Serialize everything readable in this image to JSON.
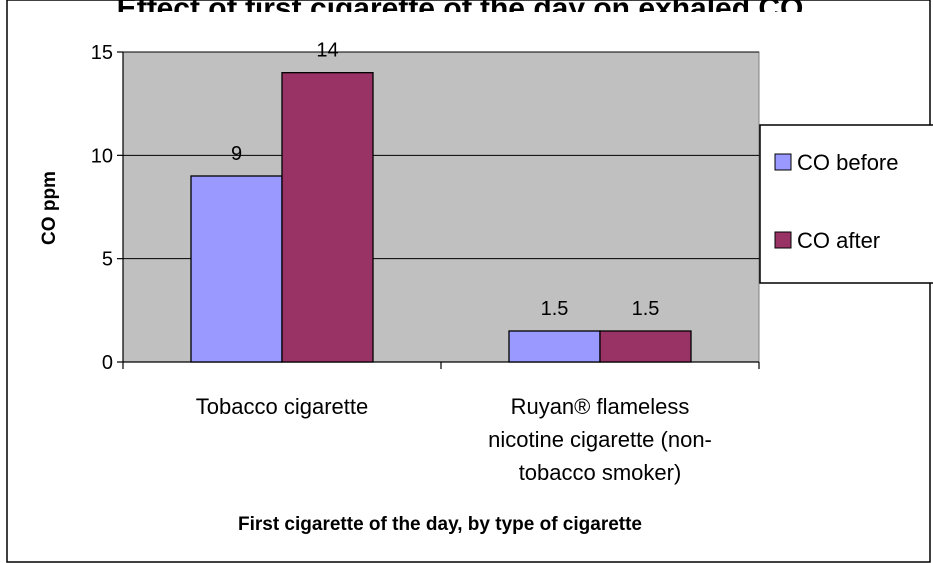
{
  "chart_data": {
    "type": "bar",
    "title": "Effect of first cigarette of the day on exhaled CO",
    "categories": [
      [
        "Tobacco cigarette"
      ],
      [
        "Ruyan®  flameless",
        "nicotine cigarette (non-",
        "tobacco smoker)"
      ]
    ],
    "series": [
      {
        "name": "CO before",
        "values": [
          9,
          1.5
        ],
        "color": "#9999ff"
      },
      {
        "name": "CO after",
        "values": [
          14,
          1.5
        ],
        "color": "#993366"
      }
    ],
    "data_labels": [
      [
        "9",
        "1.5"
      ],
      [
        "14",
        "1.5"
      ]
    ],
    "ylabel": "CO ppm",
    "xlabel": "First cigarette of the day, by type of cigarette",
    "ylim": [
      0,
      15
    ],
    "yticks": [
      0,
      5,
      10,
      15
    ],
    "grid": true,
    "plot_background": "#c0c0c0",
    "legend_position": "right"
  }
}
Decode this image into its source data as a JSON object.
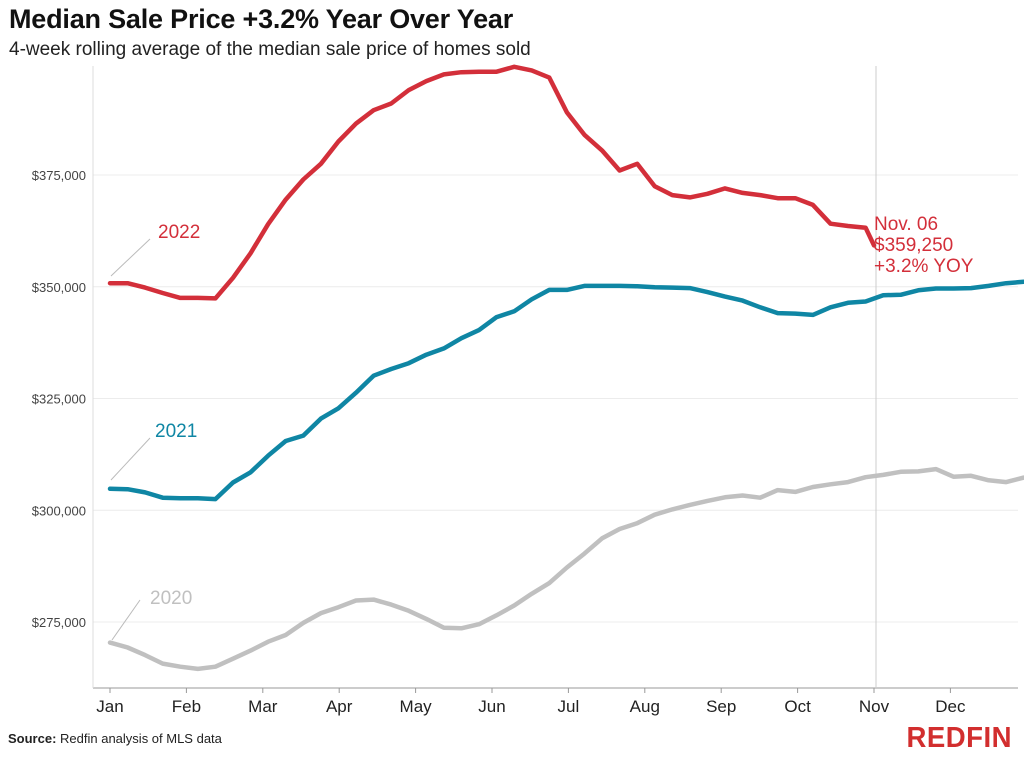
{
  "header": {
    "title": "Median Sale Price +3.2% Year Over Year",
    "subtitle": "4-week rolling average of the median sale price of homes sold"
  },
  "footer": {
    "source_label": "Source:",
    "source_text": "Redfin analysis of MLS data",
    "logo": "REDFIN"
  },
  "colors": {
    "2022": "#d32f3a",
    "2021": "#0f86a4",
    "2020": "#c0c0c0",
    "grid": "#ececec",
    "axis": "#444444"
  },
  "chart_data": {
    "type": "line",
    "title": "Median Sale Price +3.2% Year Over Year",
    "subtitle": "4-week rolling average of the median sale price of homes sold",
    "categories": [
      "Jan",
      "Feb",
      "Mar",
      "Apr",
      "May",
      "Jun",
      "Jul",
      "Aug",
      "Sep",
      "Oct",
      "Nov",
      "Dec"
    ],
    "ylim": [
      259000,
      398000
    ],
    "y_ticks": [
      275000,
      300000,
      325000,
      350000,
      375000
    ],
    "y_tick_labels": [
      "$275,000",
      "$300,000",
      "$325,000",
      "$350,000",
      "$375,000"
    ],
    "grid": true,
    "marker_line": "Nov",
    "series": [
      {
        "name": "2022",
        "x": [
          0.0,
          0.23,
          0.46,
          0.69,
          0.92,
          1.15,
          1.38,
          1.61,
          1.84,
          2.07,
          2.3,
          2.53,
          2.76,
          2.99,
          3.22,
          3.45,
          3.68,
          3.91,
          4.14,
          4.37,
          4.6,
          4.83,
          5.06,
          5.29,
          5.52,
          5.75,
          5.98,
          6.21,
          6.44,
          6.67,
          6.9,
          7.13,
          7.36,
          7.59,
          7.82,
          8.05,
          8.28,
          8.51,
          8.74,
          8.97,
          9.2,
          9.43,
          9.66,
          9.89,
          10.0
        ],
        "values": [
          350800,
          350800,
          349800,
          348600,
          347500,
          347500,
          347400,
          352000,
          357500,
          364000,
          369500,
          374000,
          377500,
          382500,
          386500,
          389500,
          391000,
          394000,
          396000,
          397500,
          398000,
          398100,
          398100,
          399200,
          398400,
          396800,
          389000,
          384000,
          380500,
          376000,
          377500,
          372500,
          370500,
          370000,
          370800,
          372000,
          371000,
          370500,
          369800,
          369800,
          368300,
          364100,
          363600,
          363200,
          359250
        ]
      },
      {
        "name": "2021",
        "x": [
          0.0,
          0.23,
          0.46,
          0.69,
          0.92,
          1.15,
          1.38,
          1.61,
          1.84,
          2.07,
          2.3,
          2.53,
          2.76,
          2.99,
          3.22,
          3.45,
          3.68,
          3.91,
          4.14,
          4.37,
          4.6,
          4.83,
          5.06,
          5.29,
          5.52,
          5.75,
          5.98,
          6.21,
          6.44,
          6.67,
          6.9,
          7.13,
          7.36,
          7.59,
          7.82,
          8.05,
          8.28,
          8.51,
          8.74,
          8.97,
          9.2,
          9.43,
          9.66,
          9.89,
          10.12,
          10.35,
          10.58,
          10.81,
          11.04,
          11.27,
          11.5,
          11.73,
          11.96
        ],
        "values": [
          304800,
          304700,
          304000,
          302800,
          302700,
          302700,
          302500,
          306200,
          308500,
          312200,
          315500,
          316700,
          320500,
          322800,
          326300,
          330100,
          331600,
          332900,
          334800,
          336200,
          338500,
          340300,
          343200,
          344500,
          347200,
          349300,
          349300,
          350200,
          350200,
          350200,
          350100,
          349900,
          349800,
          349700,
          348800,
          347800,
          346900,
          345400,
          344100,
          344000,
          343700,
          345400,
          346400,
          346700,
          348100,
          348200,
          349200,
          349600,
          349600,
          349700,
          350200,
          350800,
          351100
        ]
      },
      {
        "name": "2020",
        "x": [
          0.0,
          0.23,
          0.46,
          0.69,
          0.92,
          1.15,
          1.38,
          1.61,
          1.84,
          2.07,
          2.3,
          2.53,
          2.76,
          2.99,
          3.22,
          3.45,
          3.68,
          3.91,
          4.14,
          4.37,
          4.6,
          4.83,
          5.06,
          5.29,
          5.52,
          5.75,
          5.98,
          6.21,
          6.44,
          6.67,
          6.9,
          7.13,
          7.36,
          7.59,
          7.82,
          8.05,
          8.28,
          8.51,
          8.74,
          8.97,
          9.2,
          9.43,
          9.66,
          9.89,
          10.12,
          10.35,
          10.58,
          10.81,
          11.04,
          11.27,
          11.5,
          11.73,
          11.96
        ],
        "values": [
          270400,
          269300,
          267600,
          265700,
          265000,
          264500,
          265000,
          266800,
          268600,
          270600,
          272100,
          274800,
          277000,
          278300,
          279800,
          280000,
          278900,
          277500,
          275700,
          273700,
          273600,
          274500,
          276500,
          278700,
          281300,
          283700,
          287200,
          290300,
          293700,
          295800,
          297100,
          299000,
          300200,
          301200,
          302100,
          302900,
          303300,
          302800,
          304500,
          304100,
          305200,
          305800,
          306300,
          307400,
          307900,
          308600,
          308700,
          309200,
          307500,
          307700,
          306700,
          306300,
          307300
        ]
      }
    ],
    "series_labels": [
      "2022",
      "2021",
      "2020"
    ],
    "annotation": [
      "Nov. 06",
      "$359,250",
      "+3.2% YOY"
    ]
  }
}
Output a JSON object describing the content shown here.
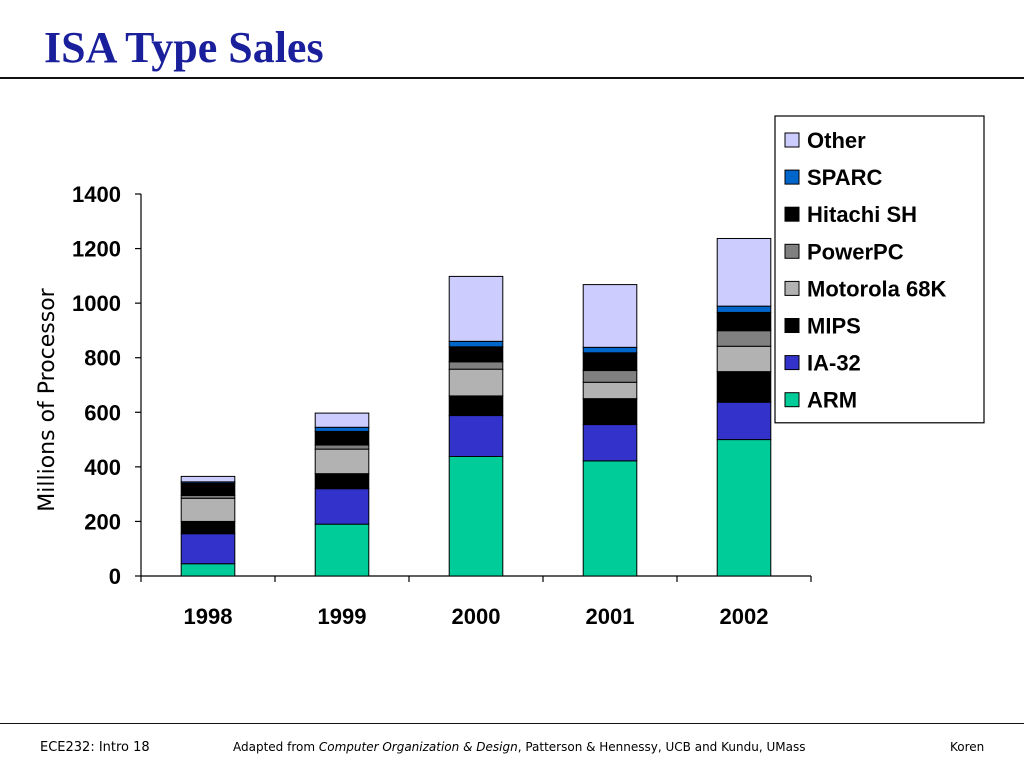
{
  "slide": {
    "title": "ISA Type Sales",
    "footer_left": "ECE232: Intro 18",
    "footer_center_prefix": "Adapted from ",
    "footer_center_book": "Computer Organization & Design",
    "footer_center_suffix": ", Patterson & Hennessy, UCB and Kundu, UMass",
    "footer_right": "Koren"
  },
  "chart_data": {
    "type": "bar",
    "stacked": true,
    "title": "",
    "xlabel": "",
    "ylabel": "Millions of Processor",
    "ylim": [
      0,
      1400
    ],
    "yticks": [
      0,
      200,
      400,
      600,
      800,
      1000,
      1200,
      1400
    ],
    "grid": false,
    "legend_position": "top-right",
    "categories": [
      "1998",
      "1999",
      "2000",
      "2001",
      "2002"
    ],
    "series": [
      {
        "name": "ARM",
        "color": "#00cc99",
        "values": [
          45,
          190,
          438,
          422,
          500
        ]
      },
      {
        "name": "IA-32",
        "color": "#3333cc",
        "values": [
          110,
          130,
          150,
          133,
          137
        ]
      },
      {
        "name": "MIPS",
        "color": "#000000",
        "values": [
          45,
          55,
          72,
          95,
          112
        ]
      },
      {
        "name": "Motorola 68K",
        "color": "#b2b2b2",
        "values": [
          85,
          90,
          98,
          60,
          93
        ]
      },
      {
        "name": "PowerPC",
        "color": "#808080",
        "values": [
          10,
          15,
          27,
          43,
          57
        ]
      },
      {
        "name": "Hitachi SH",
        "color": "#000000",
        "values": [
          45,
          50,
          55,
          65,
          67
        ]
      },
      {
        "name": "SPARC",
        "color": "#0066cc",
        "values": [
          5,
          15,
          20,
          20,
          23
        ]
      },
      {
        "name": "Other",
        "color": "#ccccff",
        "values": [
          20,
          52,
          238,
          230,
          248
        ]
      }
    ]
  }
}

++++++++++++++++++++

SET PROBLEM
Each line with the string "sold" in it needs to be found and copied.

COMPLETE ANSWER
    "subtitle": "4-week rolling average of the median sale price of homes sold"
    "subtitle": "4-week rolling average of the median sale price of homes sold",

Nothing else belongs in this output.